:: QUÉ PRODUCIR ::
Transcribe sin cambios el fragmento del texto sobre la llegada de Manuel Belgrano a Rosario que comienza en "Corría el año" y termina en "milicias mal armadas.".

El día que Manuel Belgrano llegó a Rosario


Corría el año 1811. El desastre de la escuadrilla patriota en San Nicolás, seguido del momentáneo desembarco de algunos marinos españoles en Rosario (por entonces considerada una villa, con menos de 1000 habitantes), determinaron al gobierno a defender este último punto corrigiendo el error de haberlo dejado en manos de milicias mal armadas.

Desde principios de 1811 hasta el 3 de febrero de 1813, fecha del combate de San Lorenzo, la costa rosarina fue uno de los campos de batalla en que se desarrolló la guerra de la independencia.

En ese marco fue que el 7 de febrero de 1812 el General Manuel Belgrano, al frente del Regimiento 1° de Infantería, llegó a Rosario. Ingresó a la villa por la calle Mensajerías (hoy J. M. de Rosas.) Continuó por calle Santa Fe y, giró con su tropa a la calle Real (hoy Buenos Aires) y formó a su ejército frente a la Parroquia (hoy Catedral de Rosario).

:: Datos de origen ::
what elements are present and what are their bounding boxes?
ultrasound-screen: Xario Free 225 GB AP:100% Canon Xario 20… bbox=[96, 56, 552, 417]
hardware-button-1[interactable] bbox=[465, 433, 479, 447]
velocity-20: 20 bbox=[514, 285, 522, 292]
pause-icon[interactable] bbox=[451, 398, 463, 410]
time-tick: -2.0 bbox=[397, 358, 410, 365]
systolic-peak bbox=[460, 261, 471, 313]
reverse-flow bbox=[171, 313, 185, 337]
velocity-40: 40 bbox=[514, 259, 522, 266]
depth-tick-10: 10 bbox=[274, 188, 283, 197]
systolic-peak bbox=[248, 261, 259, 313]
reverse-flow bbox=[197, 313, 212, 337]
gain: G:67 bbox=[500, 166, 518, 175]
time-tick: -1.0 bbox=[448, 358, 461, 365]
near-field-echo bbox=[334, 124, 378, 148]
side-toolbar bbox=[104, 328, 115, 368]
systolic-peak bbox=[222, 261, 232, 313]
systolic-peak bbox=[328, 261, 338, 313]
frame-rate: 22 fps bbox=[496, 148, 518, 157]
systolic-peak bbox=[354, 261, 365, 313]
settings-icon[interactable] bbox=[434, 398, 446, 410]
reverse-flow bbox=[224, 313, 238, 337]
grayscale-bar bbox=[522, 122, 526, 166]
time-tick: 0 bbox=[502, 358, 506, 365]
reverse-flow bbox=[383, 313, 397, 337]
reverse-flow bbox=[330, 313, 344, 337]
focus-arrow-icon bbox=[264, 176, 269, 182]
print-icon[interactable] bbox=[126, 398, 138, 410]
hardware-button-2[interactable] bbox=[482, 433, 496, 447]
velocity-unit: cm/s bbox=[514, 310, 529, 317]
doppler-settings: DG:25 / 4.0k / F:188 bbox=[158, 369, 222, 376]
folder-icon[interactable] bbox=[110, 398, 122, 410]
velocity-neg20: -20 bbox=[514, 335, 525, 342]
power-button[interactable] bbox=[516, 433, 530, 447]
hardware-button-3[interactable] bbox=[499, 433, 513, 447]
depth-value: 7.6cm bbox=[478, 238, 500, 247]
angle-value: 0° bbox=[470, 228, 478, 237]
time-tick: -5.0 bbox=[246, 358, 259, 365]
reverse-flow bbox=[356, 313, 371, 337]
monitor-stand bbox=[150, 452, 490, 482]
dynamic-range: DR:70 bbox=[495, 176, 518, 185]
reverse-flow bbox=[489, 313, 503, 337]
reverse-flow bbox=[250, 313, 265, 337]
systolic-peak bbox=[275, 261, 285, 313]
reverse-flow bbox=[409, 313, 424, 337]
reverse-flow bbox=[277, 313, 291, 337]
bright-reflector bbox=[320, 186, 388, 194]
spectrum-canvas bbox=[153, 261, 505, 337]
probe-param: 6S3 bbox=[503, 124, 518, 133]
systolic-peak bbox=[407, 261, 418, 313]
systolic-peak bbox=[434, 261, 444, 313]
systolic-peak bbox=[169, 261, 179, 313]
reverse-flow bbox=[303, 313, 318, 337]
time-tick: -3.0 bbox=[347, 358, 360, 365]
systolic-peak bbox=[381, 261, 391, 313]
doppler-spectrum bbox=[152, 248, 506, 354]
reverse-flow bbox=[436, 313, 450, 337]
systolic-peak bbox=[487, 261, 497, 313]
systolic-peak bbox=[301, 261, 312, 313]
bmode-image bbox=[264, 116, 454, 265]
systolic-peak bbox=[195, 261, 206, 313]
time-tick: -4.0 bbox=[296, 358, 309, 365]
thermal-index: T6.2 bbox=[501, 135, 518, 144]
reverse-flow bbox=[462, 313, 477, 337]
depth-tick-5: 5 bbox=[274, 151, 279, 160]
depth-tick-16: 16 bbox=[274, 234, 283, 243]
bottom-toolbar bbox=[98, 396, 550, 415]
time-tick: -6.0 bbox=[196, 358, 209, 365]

:: RESPUESTA ESCRITA ::
Corría el año 1811. El desastre de la escuadrilla patriota en San Nicolás, seguido del momentáneo desembarco de algunos marinos españoles en Rosario (por entonces considerada una villa, con menos de 1000 habitantes), determinaron al gobierno a defender este último punto corrigiendo el error de haberlo dejado en manos de milicias mal armadas.